> _Objective_:
Each record needs to be echoed exactly; can you do that?
▬▬▬▬▬▬▬▬▬▬
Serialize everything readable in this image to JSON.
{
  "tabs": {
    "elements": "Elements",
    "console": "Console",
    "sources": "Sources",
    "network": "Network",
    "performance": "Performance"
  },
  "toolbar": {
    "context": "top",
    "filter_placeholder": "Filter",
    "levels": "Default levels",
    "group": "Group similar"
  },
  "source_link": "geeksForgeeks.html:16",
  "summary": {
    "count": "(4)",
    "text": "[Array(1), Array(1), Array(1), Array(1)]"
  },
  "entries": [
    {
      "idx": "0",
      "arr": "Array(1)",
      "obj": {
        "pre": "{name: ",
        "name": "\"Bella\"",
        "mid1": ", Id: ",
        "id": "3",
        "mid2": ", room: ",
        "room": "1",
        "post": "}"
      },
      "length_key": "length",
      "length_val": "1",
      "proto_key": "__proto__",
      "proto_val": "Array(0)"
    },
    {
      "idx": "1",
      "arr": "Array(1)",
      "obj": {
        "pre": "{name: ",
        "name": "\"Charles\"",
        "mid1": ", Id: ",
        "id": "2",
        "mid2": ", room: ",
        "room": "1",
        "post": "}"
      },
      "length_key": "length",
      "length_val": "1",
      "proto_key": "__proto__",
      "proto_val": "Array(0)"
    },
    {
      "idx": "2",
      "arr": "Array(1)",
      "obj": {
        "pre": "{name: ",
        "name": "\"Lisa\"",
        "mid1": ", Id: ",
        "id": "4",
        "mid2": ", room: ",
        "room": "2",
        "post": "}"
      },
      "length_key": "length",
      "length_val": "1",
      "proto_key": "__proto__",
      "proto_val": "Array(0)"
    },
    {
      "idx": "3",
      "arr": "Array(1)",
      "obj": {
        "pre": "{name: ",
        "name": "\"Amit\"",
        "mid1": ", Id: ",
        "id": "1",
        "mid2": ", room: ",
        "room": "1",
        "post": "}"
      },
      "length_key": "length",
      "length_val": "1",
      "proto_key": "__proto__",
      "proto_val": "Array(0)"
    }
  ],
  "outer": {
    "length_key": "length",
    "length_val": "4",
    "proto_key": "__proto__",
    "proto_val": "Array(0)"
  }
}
▬▬▬▬▬▬▬▬▬▬
> _The output_:
Serialize everything readable in this image to JSON.
{
  "tabs": {
    "elements": "Elements",
    "console": "Console",
    "sources": "Sources",
    "network": "Network",
    "performance": "Performance"
  },
  "toolbar": {
    "context": "top",
    "filter_placeholder": "Filter",
    "levels": "Default levels",
    "group": "Group similar"
  },
  "source_link": "geeksForgeeks.html:16",
  "summary": {
    "count": "(4)",
    "text": "[Array(1), Array(1), Array(1), Array(1)]"
  },
  "entries": [
    {
      "idx": "0",
      "arr": "Array(1)",
      "obj": {
        "pre": "{name: ",
        "name": "\"Bella\"",
        "mid1": ", Id: ",
        "id": "3",
        "mid2": ", room: ",
        "room": "1",
        "post": "}"
      },
      "length_key": "length",
      "length_val": "1",
      "proto_key": "__proto__",
      "proto_val": "Array(0)"
    },
    {
      "idx": "1",
      "arr": "Array(1)",
      "obj": {
        "pre": "{name: ",
        "name": "\"Charles\"",
        "mid1": ", Id: ",
        "id": "2",
        "mid2": ", room: ",
        "room": "1",
        "post": "}"
      },
      "length_key": "length",
      "length_val": "1",
      "proto_key": "__proto__",
      "proto_val": "Array(0)"
    },
    {
      "idx": "2",
      "arr": "Array(1)",
      "obj": {
        "pre": "{name: ",
        "name": "\"Lisa\"",
        "mid1": ", Id: ",
        "id": "4",
        "mid2": ", room: ",
        "room": "2",
        "post": "}"
      },
      "length_key": "length",
      "length_val": "1",
      "proto_key": "__proto__",
      "proto_val": "Array(0)"
    },
    {
      "idx": "3",
      "arr": "Array(1)",
      "obj": {
        "pre": "{name: ",
        "name": "\"Amit\"",
        "mid1": ", Id: ",
        "id": "1",
        "mid2": ", room: ",
        "room": "1",
        "post": "}"
      },
      "length_key": "length",
      "length_val": "1",
      "proto_key": "__proto__",
      "proto_val": "Array(0)"
    }
  ],
  "outer": {
    "length_key": "length",
    "length_val": "4",
    "proto_key": "__proto__",
    "proto_val": "Array(0)"
  }
}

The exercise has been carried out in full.